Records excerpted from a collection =
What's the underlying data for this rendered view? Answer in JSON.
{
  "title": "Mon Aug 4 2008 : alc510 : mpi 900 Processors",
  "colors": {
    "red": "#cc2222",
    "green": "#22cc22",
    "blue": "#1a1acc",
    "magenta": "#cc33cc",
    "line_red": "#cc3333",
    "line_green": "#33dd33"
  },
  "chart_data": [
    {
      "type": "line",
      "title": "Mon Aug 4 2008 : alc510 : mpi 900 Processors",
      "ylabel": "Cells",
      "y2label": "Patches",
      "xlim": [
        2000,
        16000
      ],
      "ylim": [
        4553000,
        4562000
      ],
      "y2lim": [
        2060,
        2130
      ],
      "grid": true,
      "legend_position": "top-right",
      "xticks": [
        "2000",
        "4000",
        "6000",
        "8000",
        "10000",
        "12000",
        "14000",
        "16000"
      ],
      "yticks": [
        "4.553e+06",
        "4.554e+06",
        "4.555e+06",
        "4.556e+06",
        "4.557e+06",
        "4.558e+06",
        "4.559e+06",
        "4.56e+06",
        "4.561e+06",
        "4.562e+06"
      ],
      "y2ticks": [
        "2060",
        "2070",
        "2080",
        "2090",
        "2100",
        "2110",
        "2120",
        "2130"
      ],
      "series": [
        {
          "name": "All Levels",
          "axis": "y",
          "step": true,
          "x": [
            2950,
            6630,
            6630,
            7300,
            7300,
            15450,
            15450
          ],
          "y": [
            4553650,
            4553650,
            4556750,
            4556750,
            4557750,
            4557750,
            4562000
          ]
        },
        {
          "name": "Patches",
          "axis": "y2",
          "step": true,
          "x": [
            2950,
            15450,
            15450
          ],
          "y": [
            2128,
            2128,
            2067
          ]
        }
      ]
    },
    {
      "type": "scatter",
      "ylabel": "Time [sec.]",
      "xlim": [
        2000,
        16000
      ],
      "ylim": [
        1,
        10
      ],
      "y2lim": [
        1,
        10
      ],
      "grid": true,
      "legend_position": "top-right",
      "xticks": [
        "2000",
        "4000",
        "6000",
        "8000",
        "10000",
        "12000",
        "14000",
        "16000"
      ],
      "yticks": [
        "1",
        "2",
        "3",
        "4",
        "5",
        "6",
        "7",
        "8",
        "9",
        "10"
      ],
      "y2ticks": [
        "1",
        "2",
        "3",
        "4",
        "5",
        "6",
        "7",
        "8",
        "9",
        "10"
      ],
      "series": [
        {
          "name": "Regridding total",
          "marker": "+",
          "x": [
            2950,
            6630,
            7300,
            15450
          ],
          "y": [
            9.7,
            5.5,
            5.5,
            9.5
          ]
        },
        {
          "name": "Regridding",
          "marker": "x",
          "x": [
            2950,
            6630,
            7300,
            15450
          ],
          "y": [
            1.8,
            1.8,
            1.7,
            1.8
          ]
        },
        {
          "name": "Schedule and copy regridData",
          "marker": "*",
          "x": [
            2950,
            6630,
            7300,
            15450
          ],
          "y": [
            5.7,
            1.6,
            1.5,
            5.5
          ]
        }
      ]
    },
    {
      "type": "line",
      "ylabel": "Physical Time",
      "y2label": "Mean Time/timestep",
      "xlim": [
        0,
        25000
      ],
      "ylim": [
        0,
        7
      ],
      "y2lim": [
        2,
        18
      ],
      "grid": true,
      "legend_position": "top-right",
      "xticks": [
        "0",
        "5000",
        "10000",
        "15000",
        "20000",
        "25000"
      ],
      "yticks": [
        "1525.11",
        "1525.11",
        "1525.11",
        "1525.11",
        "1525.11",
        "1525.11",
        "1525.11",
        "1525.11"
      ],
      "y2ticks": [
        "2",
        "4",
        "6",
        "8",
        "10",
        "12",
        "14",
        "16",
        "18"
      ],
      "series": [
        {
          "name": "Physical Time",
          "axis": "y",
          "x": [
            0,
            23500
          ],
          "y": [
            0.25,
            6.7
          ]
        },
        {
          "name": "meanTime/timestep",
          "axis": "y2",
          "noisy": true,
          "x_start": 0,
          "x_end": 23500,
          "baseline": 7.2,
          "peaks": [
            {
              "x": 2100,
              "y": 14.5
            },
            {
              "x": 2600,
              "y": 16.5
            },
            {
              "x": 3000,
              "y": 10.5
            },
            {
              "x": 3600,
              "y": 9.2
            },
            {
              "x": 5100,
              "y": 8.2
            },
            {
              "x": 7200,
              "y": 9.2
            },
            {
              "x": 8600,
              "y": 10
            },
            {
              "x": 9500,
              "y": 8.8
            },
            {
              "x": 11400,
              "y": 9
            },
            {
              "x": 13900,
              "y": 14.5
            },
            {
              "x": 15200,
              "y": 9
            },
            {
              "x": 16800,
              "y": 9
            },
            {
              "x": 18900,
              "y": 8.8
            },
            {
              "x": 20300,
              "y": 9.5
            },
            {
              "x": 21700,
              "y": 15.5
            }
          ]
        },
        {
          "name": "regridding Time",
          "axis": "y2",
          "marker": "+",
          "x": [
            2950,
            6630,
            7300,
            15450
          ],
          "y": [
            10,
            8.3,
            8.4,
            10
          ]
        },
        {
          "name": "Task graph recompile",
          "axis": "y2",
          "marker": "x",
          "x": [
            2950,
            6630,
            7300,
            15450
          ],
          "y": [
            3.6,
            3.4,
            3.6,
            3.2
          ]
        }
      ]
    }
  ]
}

REQUIRED WORK = Report back each line of the entries that holds the string "title".

REPLY TO THE EXERCISE =
  "title": "Mon Aug 4 2008 : alc510 : mpi 900 Processors",
      "title": "Mon Aug 4 2008 : alc510 : mpi 900 Processors",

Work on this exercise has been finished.